▶ _PROBLEM STATEMENT_
Copy out each line of the material in which the word "закупки" appears.

▶ _TASK INPUTS_
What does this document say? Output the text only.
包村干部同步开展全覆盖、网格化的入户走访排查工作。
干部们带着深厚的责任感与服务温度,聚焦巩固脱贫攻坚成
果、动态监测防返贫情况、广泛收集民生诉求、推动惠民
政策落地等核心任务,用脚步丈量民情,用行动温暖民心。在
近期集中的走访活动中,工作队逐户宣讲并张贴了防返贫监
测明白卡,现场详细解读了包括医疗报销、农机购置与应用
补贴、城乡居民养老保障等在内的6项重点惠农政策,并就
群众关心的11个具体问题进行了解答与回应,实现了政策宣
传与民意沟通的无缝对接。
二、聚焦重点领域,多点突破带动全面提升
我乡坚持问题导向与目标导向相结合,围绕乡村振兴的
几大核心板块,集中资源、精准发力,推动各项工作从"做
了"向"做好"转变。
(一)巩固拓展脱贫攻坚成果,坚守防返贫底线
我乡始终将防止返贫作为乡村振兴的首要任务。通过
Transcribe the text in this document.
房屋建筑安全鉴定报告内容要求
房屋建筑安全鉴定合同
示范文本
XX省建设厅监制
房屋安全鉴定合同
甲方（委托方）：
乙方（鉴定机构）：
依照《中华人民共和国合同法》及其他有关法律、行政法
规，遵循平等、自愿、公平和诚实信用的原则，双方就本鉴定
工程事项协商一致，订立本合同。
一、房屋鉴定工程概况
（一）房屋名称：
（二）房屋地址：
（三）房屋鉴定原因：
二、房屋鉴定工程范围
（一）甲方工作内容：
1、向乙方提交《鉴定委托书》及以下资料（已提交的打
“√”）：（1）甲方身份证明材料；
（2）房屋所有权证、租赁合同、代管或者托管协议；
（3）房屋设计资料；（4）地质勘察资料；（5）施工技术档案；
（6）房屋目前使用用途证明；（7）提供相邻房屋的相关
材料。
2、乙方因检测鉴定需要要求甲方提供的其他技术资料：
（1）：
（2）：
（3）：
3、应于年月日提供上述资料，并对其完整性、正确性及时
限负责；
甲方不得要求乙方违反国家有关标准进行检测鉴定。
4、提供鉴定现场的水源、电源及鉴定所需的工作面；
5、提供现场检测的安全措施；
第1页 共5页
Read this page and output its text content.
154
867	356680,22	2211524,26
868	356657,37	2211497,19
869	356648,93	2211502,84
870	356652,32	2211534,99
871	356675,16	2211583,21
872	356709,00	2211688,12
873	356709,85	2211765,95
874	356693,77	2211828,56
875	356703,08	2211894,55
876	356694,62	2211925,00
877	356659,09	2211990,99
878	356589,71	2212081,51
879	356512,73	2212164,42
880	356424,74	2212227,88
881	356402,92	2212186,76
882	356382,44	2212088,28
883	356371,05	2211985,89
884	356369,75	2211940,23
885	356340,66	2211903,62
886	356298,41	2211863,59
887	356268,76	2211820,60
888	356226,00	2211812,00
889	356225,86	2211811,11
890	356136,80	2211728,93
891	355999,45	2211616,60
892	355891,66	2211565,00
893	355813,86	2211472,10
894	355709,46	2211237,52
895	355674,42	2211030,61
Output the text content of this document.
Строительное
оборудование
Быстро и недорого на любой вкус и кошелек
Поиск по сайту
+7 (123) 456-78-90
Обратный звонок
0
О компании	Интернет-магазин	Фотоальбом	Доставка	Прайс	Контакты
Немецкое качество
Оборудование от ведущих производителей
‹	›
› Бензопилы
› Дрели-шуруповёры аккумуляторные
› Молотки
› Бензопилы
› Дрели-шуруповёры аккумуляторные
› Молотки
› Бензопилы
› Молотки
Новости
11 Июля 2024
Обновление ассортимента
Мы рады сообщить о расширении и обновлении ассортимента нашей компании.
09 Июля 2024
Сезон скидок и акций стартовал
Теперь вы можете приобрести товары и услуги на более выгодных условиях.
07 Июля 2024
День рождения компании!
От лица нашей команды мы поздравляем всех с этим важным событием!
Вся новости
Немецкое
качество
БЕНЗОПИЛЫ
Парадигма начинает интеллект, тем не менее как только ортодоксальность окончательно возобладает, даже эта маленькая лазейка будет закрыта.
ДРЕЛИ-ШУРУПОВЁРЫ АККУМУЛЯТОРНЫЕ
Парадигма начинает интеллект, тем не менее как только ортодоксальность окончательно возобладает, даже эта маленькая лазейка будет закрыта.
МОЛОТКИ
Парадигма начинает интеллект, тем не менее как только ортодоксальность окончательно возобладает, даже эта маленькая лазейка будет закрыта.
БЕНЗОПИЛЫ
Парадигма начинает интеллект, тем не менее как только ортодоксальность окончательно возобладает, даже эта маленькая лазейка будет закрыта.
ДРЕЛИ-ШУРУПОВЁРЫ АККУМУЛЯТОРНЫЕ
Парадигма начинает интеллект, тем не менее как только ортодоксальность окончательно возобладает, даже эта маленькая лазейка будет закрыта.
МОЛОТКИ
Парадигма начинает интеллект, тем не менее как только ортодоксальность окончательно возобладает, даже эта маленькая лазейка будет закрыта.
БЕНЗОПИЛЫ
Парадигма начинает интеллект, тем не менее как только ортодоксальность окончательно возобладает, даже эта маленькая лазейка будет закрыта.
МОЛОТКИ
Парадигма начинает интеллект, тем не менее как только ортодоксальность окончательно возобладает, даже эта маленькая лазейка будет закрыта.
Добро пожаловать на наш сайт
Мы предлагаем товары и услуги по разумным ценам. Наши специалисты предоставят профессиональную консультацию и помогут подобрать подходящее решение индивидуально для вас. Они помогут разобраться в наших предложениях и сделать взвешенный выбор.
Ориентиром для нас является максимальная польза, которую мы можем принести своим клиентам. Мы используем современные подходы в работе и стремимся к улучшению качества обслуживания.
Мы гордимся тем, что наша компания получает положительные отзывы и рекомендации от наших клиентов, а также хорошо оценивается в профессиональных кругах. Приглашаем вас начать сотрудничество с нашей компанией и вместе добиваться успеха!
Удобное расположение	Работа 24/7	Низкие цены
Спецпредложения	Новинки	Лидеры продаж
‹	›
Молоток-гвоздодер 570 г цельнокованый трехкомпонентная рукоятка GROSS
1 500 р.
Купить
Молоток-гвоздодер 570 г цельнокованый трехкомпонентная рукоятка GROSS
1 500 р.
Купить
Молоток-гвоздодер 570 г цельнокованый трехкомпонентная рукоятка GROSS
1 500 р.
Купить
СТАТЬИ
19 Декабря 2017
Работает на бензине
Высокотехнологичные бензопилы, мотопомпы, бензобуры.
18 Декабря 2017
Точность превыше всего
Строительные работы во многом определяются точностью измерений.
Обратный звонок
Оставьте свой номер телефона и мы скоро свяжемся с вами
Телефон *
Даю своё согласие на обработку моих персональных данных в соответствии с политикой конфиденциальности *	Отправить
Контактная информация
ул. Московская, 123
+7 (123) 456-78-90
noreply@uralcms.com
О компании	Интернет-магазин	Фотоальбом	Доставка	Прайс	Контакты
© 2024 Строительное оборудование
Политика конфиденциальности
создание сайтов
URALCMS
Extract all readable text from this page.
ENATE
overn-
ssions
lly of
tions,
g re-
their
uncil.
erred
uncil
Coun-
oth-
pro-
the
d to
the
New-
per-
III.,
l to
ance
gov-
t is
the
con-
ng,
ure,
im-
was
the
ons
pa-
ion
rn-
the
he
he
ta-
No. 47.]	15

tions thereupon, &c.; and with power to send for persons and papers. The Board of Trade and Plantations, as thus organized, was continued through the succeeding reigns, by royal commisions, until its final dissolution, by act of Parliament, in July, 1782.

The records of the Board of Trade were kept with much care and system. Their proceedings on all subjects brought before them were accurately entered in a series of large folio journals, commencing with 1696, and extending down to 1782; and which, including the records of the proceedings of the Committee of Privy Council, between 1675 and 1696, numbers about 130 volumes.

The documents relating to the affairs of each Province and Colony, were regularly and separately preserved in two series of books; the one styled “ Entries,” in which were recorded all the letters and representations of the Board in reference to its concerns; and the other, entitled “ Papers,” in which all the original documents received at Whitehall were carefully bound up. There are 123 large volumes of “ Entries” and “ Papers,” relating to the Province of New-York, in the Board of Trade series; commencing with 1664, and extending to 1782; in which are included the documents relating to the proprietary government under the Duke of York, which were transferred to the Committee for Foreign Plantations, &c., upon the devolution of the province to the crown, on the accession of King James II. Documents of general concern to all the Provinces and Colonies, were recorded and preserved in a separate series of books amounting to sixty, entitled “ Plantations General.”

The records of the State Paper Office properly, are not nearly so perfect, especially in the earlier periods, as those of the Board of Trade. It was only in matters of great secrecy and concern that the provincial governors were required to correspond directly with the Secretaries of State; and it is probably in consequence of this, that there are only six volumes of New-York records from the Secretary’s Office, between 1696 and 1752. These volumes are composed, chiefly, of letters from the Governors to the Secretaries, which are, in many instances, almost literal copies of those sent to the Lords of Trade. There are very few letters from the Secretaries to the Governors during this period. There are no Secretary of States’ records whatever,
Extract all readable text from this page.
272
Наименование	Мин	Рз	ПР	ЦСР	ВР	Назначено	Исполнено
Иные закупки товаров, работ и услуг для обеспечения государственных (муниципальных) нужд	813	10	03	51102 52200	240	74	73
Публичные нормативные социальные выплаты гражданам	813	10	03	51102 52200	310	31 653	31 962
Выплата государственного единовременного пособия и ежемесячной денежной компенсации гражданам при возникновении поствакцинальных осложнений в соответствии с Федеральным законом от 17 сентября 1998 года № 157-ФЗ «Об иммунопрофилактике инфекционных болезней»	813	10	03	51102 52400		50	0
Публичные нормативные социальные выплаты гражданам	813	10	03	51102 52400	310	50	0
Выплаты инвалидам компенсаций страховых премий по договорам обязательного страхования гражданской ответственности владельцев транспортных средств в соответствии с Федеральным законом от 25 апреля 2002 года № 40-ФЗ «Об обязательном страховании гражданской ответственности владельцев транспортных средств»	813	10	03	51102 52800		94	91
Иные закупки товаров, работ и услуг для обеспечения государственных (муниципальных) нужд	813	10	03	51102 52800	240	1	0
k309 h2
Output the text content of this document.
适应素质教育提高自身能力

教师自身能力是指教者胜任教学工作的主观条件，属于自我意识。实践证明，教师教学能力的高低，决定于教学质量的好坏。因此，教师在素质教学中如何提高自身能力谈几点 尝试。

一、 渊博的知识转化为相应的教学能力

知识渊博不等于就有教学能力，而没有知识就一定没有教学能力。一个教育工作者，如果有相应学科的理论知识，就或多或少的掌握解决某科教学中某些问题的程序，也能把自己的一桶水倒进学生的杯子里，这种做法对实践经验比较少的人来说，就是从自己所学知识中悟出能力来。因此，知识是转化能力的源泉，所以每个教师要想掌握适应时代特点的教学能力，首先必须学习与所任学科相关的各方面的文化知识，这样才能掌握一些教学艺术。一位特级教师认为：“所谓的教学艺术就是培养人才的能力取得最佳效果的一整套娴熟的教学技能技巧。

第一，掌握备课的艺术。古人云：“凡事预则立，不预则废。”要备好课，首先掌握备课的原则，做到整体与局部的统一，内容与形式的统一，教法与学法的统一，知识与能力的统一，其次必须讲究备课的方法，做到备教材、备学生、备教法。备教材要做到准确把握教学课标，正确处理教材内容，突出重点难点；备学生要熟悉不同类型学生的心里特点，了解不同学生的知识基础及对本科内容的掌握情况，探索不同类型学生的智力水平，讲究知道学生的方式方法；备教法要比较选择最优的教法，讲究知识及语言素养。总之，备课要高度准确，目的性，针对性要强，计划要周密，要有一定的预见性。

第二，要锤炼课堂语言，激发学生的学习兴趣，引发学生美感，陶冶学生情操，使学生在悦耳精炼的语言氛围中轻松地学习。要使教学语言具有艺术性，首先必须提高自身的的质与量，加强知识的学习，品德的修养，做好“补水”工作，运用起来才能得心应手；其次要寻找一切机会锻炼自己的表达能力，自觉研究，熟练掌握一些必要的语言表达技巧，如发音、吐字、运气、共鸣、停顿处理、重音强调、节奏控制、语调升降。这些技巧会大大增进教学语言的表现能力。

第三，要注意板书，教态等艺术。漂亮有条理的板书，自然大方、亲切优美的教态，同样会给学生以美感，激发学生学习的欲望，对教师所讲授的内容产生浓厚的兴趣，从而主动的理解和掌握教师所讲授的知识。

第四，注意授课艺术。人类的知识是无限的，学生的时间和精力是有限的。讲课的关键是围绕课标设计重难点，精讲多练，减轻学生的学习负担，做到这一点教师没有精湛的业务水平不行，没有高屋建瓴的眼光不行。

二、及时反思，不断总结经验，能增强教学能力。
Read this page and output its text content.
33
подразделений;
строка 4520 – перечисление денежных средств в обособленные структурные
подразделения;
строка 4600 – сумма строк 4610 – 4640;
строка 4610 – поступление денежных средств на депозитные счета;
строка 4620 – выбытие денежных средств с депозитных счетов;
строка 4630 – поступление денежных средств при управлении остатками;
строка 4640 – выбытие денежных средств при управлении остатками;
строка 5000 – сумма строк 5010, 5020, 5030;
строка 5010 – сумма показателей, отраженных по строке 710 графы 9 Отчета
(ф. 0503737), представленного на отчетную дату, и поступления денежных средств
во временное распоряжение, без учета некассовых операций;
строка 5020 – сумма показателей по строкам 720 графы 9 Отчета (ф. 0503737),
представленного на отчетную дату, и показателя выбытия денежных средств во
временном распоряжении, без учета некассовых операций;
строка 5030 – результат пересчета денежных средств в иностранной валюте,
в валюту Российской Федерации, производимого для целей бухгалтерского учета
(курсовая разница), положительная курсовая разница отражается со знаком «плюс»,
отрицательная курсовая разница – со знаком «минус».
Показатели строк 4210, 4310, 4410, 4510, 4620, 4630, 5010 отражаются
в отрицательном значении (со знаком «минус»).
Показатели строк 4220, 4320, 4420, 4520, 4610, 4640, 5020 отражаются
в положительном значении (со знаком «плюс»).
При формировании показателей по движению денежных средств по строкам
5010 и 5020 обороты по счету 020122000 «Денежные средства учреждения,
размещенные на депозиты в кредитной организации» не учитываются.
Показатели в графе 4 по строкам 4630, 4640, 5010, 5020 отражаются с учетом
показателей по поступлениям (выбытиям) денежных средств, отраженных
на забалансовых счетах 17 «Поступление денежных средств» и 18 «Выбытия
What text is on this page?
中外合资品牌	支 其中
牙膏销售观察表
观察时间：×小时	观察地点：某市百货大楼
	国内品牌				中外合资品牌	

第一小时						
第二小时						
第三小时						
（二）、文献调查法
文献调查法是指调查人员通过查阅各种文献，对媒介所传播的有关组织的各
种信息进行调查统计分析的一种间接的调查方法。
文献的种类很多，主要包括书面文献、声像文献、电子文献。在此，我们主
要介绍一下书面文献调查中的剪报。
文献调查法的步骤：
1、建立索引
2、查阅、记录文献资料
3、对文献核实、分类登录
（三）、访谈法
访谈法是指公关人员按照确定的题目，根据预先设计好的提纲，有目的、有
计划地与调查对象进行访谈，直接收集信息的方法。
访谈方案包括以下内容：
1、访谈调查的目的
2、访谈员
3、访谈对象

▶ _RESPONSE_
Иные закупки товаров, работ и услуг для обеспечения государственных (муниципальных) нужд	813	10	03	51102 52200	240	74	73
Иные закупки товаров, работ и услуг для обеспечения государственных (муниципальных) нужд	813	10	03	51102 52800	240	1	0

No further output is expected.